**WORK TO DO:** Return the exact lines spanning from the line with "Serialize everything readable" through the last line of the entries, boundaries included, and no others.

== RECORDS FOR THE TASK ==

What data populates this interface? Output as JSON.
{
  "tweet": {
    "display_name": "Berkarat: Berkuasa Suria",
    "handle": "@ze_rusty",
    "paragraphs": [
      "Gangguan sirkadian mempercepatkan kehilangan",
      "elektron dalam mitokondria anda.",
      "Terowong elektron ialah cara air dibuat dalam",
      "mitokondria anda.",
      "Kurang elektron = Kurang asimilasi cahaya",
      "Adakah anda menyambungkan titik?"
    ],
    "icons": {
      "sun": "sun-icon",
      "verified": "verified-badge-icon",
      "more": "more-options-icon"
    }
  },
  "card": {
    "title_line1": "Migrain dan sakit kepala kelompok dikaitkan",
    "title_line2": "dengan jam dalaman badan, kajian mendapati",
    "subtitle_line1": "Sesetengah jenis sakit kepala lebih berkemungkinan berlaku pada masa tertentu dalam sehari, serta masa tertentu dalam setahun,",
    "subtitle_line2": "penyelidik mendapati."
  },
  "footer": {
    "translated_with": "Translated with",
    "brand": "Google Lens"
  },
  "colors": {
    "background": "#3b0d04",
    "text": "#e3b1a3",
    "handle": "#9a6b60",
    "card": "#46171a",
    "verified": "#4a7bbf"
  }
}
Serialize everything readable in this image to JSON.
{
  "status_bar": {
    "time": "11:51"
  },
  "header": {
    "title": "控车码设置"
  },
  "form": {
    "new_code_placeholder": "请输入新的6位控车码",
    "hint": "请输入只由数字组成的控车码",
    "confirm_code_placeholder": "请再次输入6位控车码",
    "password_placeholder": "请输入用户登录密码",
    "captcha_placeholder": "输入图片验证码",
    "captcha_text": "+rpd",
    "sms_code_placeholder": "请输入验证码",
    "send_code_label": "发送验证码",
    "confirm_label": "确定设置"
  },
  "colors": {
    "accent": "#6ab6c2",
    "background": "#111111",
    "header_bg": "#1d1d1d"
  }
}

===

**SOLUTION BELOW:**
Serialize everything readable in this image to JSON.
{
  "status_bar": {
    "time": "11:51"
  },
  "header": {
    "title": "控车码设置"
  },
  "form": {
    "new_code_placeholder": "请输入新的6位控车码",
    "hint": "请输入只由数字组成的控车码",
    "confirm_code_placeholder": "请再次输入6位控车码",
    "password_placeholder": "请输入用户登录密码",
    "captcha_placeholder": "输入图片验证码",
    "captcha_text": "+rpd",
    "sms_code_placeholder": "请输入验证码",
    "send_code_label": "发送验证码",
    "confirm_label": "确定设置"
  },
  "colors": {
    "accent": "#6ab6c2",
    "background": "#111111",
    "header_bg": "#1d1d1d"
  }
}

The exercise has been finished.